Transcribe all of the material exactly, except for its pictures.

### Data provided

○ ○ ○ ○ ○

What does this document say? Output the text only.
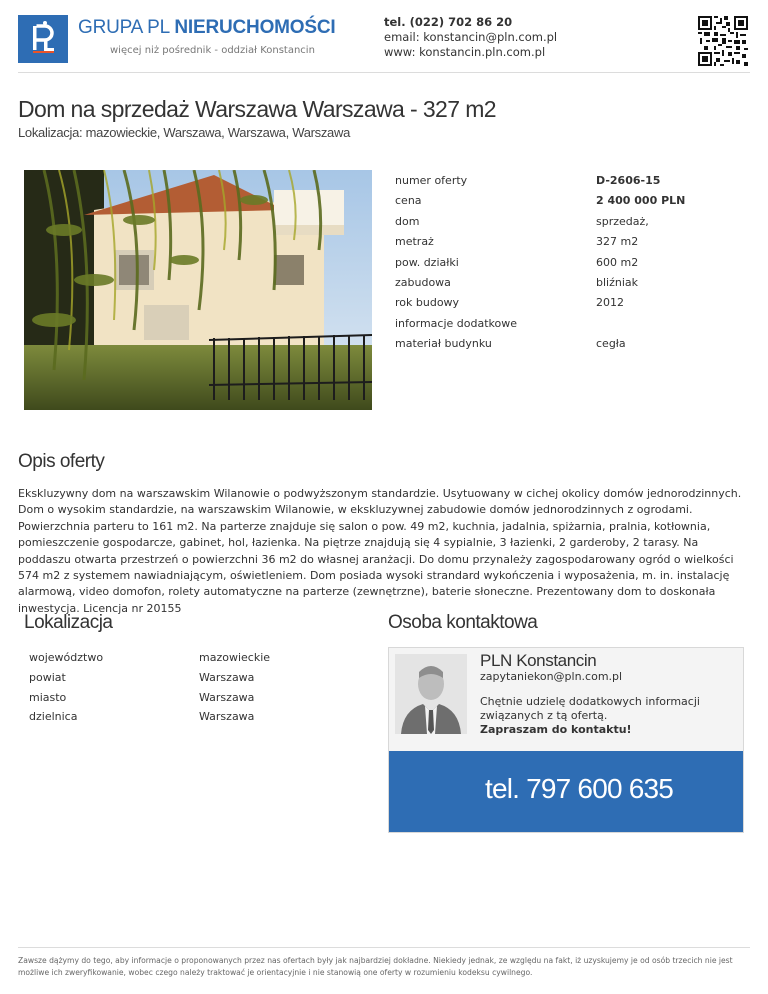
GRUPA PL NIERUCHOMOŚCI
więcej niż pośrednik - oddział Konstancin
tel. (022) 702 86 20
email: konstancin@pln.com.pl
www: konstancin.pln.com.pl
Dom na sprzedaż Warszawa Warszawa - 327 m2
Lokalizacja: mazowieckie, Warszawa, Warszawa, Warszawa
numer oferty	D-2606-15
cena	2 400 000 PLN
dom	sprzedaż,
metraż	327 m2
pow. działki	600 m2
zabudowa	bliźniak
rok budowy	2012
informacje dodatkowe
materiał budynku	cegła
Opis oferty
Ekskluzywny dom na warszawskim Wilanowie o podwyższonym standardzie. Usytuowany w cichej okolicy domów jednorodzinnych. Dom o wysokim standardzie, na warszawskim Wilanowie, w ekskluzywnej zabudowie domów jednorodzinnych z ogrodami. Powierzchnia parteru to 161 m2. Na parterze znajduje się salon o pow. 49 m2, kuchnia, jadalnia, spiżarnia, pralnia, kotłownia, pomieszczenie gospodarcze, gabinet, hol, łazienka. Na piętrze znajdują się 4 sypialnie, 3 łazienki, 2 garderoby, 2 tarasy. Na poddaszu otwarta przestrzeń o powierzchni 36 m2 do własnej aranżacji. Do domu przynależy zagospodarowany ogród o wielkości 574 m2 z systemem nawiadniającym, oświetleniem. Dom posiada wysoki strandard wykończenia i wyposażenia, m. in. instalację alarmową, video domofon, rolety automatyczne na parterze (zewnętrzne), baterie słoneczne. Prezentowany dom to doskonała inwestycja. Licencja nr 20155
Lokalizacja
województwo	mazowieckie
powiat	Warszawa
miasto	Warszawa
dzielnica	Warszawa
Osoba kontaktowa
PLN Konstancin
zapytaniekon@pln.com.pl
Chętnie udzielę dodatkowych informacji związanych z tą ofertą.
Zapraszam do kontaktu!
tel. 797 600 635
Zawsze dążymy do tego, aby informacje o proponowanych przez nas ofertach były jak najbardziej dokładne. Niekiedy jednak, ze względu na fakt, iż uzyskujemy je od osób trzecich nie jest możliwe ich zweryfikowanie, wobec czego należy traktować je orientacyjnie i nie stanowią one oferty w rozumieniu kodeksu cywilnego.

○ ○ ○ ○ ○

### Answer to this exercise
What does this document say? Output the text only.
GRUPA PL NIERUCHOMOŚCI
więcej niż pośrednik - oddział Konstancin
tel. (022) 702 86 20
email: konstancin@pln.com.pl
www: konstancin.pln.com.pl
Dom na sprzedaż Warszawa Warszawa - 327 m2
Lokalizacja: mazowieckie, Warszawa, Warszawa, Warszawa
numer oferty	D-2606-15
cena	2 400 000 PLN
dom	sprzedaż,
metraż	327 m2
pow. działki	600 m2
zabudowa	bliźniak
rok budowy	2012
informacje dodatkowe
materiał budynku	cegła
Opis oferty
Ekskluzywny dom na warszawskim Wilanowie o podwyższonym standardzie. Usytuowany w cichej okolicy domów jednorodzinnych. Dom o wysokim standardzie, na warszawskim Wilanowie, w ekskluzywnej zabudowie domów jednorodzinnych z ogrodami. Powierzchnia parteru to 161 m2. Na parterze znajduje się salon o pow. 49 m2, kuchnia, jadalnia, spiżarnia, pralnia, kotłownia, pomieszczenie gospodarcze, gabinet, hol, łazienka. Na piętrze znajdują się 4 sypialnie, 3 łazienki, 2 garderoby, 2 tarasy. Na poddaszu otwarta przestrzeń o powierzchni 36 m2 do własnej aranżacji. Do domu przynależy zagospodarowany ogród o wielkości 574 m2 z systemem nawiadniającym, oświetleniem. Dom posiada wysoki strandard wykończenia i wyposażenia, m. in. instalację alarmową, video domofon, rolety automatyczne na parterze (zewnętrzne), baterie słoneczne. Prezentowany dom to doskonała inwestycja. Licencja nr 20155
Lokalizacja
województwo	mazowieckie
powiat	Warszawa
miasto	Warszawa
dzielnica	Warszawa
Osoba kontaktowa
PLN Konstancin
zapytaniekon@pln.com.pl
Chętnie udzielę dodatkowych informacji związanych z tą ofertą.
Zapraszam do kontaktu!
tel. 797 600 635
Zawsze dążymy do tego, aby informacje o proponowanych przez nas ofertach były jak najbardziej dokładne. Niekiedy jednak, ze względu na fakt, iż uzyskujemy je od osób trzecich nie jest możliwe ich zweryfikowanie, wobec czego należy traktować je orientacyjnie i nie stanowią one oferty w rozumieniu kodeksu cywilnego.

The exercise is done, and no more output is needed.